[Data records]
========

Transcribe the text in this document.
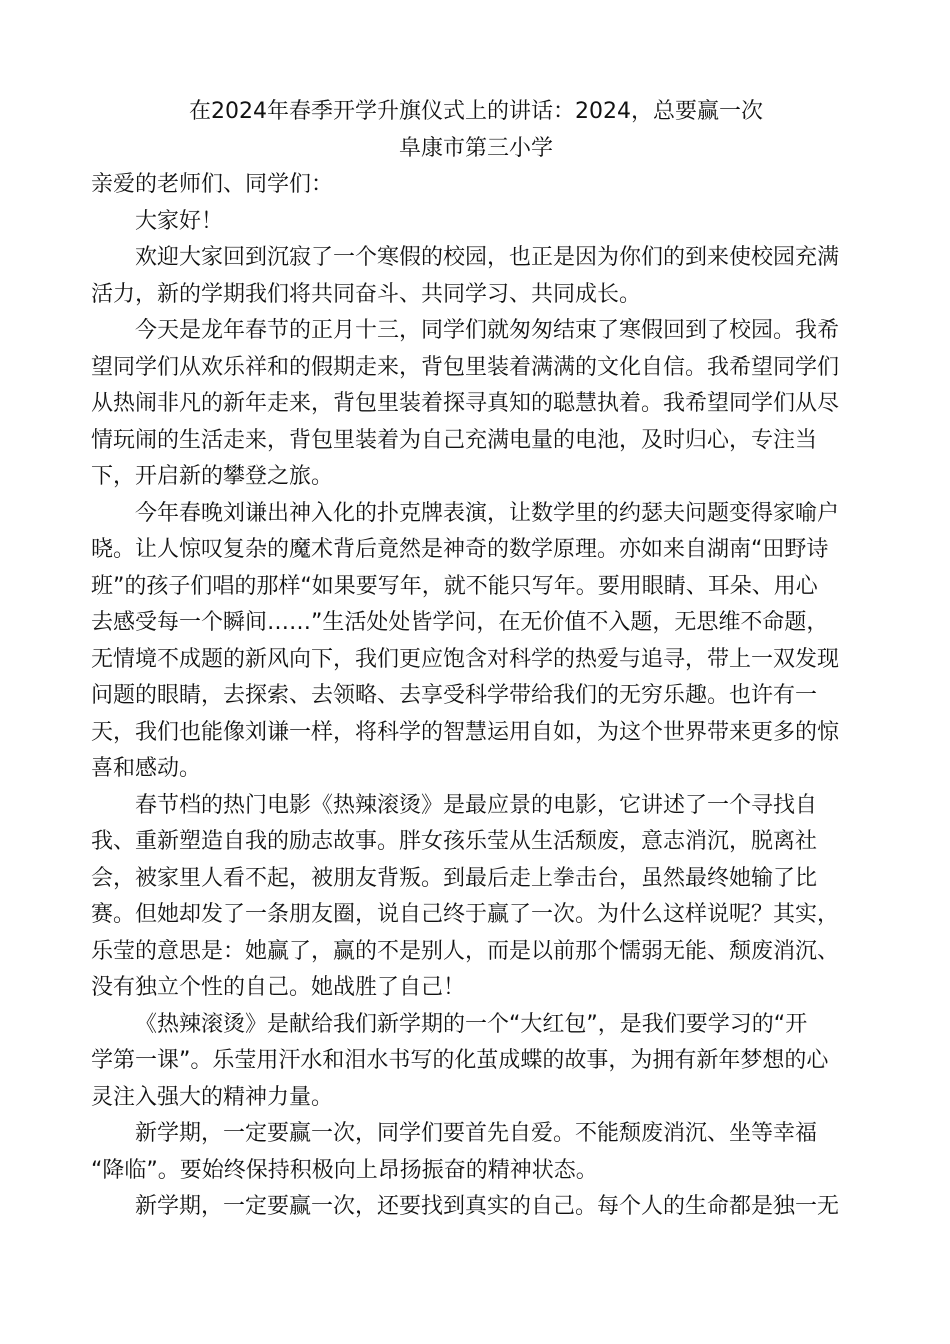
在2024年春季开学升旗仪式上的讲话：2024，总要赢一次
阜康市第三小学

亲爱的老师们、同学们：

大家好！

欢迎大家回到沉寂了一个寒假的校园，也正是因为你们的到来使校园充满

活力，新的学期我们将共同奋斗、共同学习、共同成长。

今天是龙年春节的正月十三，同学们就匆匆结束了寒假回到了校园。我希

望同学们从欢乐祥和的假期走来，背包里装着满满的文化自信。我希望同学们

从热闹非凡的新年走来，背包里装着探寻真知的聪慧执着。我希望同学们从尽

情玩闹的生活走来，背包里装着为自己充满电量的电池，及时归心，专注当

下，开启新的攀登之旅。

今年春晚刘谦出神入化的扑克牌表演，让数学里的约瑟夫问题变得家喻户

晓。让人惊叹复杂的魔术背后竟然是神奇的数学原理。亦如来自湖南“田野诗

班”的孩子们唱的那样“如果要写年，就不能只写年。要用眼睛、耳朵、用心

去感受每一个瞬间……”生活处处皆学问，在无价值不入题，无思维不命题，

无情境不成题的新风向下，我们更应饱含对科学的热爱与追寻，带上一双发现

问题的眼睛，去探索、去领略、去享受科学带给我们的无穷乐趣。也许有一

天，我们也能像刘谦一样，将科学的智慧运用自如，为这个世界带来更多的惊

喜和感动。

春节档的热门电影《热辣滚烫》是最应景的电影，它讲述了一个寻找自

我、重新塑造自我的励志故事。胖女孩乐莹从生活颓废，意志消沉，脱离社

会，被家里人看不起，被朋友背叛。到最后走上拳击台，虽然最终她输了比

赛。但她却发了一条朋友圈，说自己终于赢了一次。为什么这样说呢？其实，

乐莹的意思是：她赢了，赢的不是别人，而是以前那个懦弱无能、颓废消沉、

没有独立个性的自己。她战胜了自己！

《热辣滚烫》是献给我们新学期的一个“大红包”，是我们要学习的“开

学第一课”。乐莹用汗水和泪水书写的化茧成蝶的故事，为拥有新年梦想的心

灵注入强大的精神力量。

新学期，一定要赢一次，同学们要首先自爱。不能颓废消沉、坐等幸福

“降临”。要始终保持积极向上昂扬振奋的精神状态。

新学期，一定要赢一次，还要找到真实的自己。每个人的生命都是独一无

========

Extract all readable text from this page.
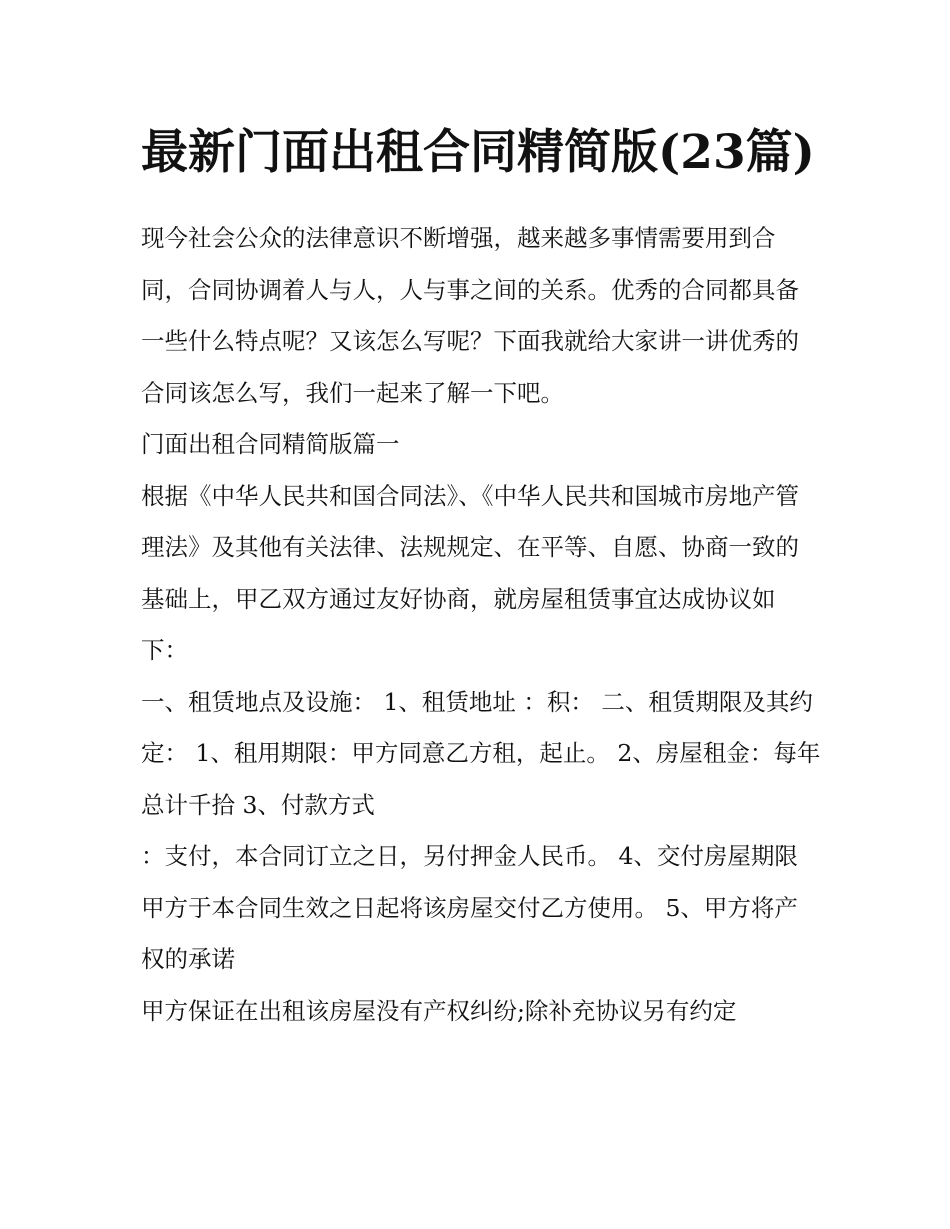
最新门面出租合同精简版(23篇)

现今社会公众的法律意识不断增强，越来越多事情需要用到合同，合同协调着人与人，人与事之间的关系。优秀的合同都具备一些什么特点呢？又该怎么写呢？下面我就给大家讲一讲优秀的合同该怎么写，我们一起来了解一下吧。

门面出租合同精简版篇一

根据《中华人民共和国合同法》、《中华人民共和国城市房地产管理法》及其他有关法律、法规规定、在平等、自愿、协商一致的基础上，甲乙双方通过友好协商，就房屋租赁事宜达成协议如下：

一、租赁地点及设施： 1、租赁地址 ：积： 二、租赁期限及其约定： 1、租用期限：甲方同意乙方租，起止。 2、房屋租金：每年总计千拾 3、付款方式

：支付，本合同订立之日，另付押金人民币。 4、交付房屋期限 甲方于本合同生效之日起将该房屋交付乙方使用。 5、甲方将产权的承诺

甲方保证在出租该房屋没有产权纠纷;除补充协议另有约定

========

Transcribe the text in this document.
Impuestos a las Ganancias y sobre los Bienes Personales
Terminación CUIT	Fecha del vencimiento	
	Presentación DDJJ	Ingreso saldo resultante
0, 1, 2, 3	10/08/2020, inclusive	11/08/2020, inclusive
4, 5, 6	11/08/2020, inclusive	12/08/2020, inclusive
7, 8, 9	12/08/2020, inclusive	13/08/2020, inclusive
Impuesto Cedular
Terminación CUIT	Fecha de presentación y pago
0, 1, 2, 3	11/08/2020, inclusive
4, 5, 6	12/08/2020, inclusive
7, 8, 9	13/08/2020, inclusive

========

Do this:
Which lines include the word "一定要赢一次"? List them all.

Solved exercise:
新学期，一定要赢一次，同学们要首先自爱。不能颓废消沉、坐等幸福
新学期，一定要赢一次，还要找到真实的自己。每个人的生命都是独一无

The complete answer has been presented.